**TASK DATA:**
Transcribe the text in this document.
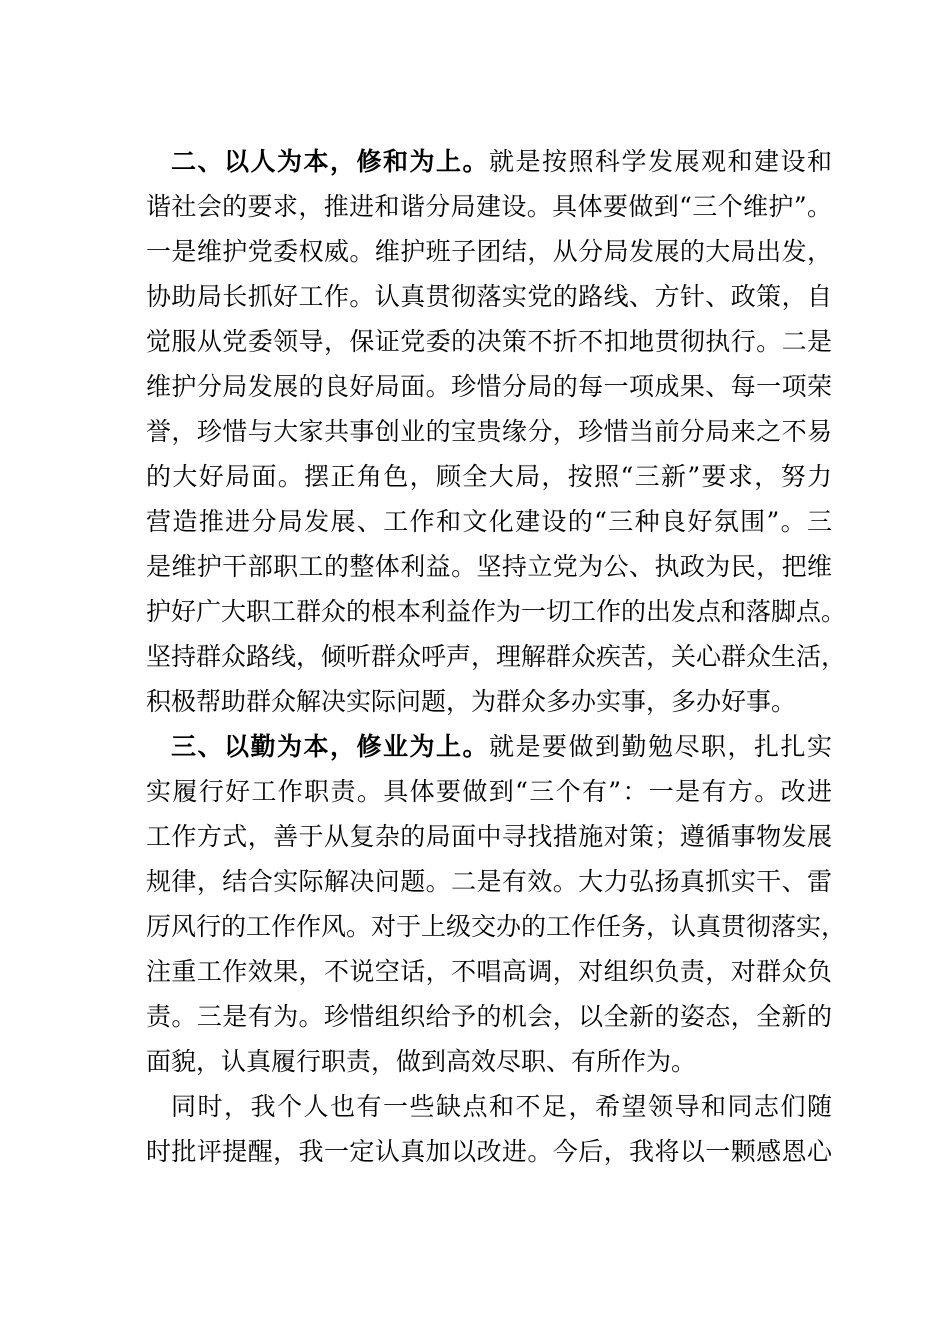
二、以人为本，修和为上。就是按照科学发展观和建设和
谐社会的要求，推进和谐分局建设。具体要做到“三个维护”。
一是维护党委权威。维护班子团结，从分局发展的大局出发，
协助局长抓好工作。认真贯彻落实党的路线、方针、政策，自
觉服从党委领导，保证党委的决策不折不扣地贯彻执行。二是
维护分局发展的良好局面。珍惜分局的每一项成果、每一项荣
誉，珍惜与大家共事创业的宝贵缘分，珍惜当前分局来之不易
的大好局面。摆正角色，顾全大局，按照“三新”要求，努力
营造推进分局发展、工作和文化建设的“三种良好氛围”。三
是维护干部职工的整体利益。坚持立党为公、执政为民，把维
护好广大职工群众的根本利益作为一切工作的出发点和落脚点。
坚持群众路线，倾听群众呼声，理解群众疾苦，关心群众生活，
积极帮助群众解决实际问题，为群众多办实事，多办好事。
三、以勤为本，修业为上。就是要做到勤勉尽职，扎扎实
实履行好工作职责。具体要做到“三个有”：一是有方。改进
工作方式，善于从复杂的局面中寻找措施对策；遵循事物发展
规律，结合实际解决问题。二是有效。大力弘扬真抓实干、雷
厉风行的工作作风。对于上级交办的工作任务，认真贯彻落实，
注重工作效果，不说空话，不唱高调，对组织负责，对群众负
责。三是有为。珍惜组织给予的机会，以全新的姿态，全新的
面貌，认真履行职责，做到高效尽职、有所作为。
同时，我个人也有一些缺点和不足，希望领导和同志们随
时批评提醒，我一定认真加以改进。今后，我将以一颗感恩心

**TASK INSTRUCTIONS:**
Every entry must be reproduced exactly, with the images left out.

**EXERCISE ANSWER:**
Transcribe the text in this document.
二、以人为本，修和为上。就是按照科学发展观和建设和
谐社会的要求，推进和谐分局建设。具体要做到“三个维护”。
一是维护党委权威。维护班子团结，从分局发展的大局出发，
协助局长抓好工作。认真贯彻落实党的路线、方针、政策，自
觉服从党委领导，保证党委的决策不折不扣地贯彻执行。二是
维护分局发展的良好局面。珍惜分局的每一项成果、每一项荣
誉，珍惜与大家共事创业的宝贵缘分，珍惜当前分局来之不易
的大好局面。摆正角色，顾全大局，按照“三新”要求，努力
营造推进分局发展、工作和文化建设的“三种良好氛围”。三
是维护干部职工的整体利益。坚持立党为公、执政为民，把维
护好广大职工群众的根本利益作为一切工作的出发点和落脚点。
坚持群众路线，倾听群众呼声，理解群众疾苦，关心群众生活，
积极帮助群众解决实际问题，为群众多办实事，多办好事。
三、以勤为本，修业为上。就是要做到勤勉尽职，扎扎实
实履行好工作职责。具体要做到“三个有”：一是有方。改进
工作方式，善于从复杂的局面中寻找措施对策；遵循事物发展
规律，结合实际解决问题。二是有效。大力弘扬真抓实干、雷
厉风行的工作作风。对于上级交办的工作任务，认真贯彻落实，
注重工作效果，不说空话，不唱高调，对组织负责，对群众负
责。三是有为。珍惜组织给予的机会，以全新的姿态，全新的
面貌，认真履行职责，做到高效尽职、有所作为。
同时，我个人也有一些缺点和不足，希望领导和同志们随
时批评提醒，我一定认真加以改进。今后，我将以一颗感恩心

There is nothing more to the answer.